== To do ==
Identify the lines bearing the string "icon" and gather them.

····················

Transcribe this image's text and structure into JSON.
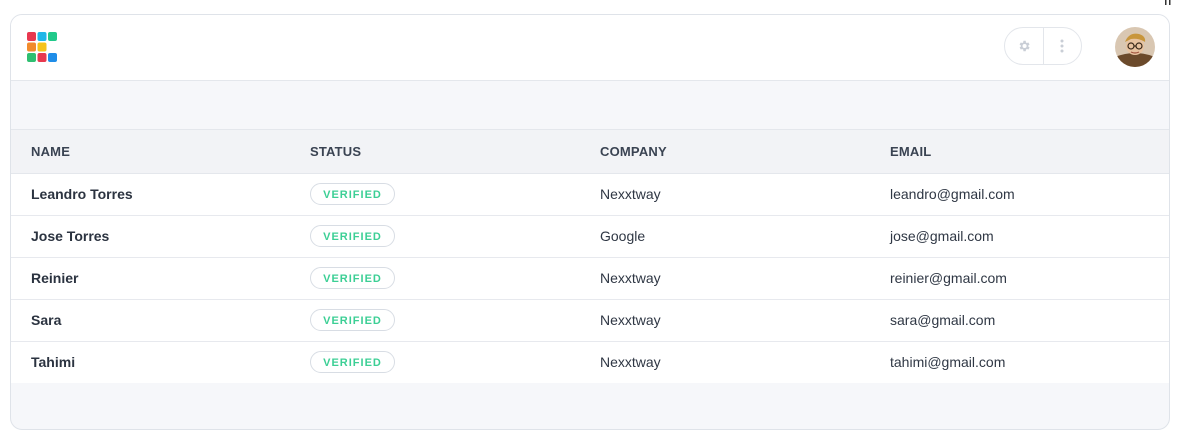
{
  "header": {
    "logo": "grid-logo",
    "settings_icon": "gear-icon",
    "more_icon": "vertical-dots-icon",
    "avatar": "user-avatar"
  },
  "table": {
    "columns": [
      "NAME",
      "STATUS",
      "COMPANY",
      "EMAIL"
    ],
    "rows": [
      {
        "name": "Leandro Torres",
        "status": "VERIFIED",
        "company": "Nexxtway",
        "email": "leandro@gmail.com"
      },
      {
        "name": "Jose Torres",
        "status": "VERIFIED",
        "company": "Google",
        "email": "jose@gmail.com"
      },
      {
        "name": "Reinier",
        "status": "VERIFIED",
        "company": "Nexxtway",
        "email": "reinier@gmail.com"
      },
      {
        "name": "Sara",
        "status": "VERIFIED",
        "company": "Nexxtway",
        "email": "sara@gmail.com"
      },
      {
        "name": "Tahimi",
        "status": "VERIFIED",
        "company": "Nexxtway",
        "email": "tahimi@gmail.com"
      }
    ]
  },
  "colors": {
    "verified": "#3ccf95",
    "border": "#dfe3e9",
    "band": "#f6f7fa"
  }
}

····················

== Answer for this exercise ==
    "settings_icon": "gear-icon",
    "more_icon": "vertical-dots-icon",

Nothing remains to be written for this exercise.